Extracted information
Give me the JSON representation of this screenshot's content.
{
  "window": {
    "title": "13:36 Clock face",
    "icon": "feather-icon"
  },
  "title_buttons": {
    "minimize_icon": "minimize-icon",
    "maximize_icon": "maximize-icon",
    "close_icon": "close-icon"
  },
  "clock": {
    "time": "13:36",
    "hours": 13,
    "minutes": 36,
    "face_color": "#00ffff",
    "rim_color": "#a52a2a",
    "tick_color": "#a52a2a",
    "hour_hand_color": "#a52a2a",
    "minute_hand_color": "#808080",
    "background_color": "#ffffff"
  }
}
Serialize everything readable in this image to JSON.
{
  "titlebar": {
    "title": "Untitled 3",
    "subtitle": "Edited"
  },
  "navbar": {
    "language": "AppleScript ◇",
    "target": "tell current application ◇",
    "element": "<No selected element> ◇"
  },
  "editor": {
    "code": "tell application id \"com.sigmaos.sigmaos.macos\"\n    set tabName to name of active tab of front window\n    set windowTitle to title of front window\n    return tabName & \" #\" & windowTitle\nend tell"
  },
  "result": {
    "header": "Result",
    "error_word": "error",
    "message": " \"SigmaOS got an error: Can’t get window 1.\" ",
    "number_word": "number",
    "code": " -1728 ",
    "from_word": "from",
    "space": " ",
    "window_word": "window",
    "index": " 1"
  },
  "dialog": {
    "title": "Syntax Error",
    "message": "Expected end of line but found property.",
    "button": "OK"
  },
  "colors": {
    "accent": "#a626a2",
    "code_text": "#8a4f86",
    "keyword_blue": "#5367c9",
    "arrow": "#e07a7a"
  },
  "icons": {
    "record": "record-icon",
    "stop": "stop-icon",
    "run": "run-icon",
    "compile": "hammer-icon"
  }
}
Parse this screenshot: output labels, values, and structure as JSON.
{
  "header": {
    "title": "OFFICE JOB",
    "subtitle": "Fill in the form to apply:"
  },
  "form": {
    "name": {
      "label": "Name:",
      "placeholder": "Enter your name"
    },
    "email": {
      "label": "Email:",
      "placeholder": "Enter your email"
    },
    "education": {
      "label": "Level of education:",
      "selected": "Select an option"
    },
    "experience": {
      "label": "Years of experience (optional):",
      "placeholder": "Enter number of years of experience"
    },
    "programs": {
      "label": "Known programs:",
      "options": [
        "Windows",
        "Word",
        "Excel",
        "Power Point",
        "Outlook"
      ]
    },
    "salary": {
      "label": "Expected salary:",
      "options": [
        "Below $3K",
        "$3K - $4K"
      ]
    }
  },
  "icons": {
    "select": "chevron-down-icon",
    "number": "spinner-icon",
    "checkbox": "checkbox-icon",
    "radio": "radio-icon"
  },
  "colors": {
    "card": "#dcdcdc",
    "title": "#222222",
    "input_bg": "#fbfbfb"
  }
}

Stated exercise
Gather up the lines that contain the word "JSON".

Full solution
Give me the JSON representation of this screenshot's content.
Serialize everything readable in this image to JSON.
Parse this screenshot: output labels, values, and structure as JSON.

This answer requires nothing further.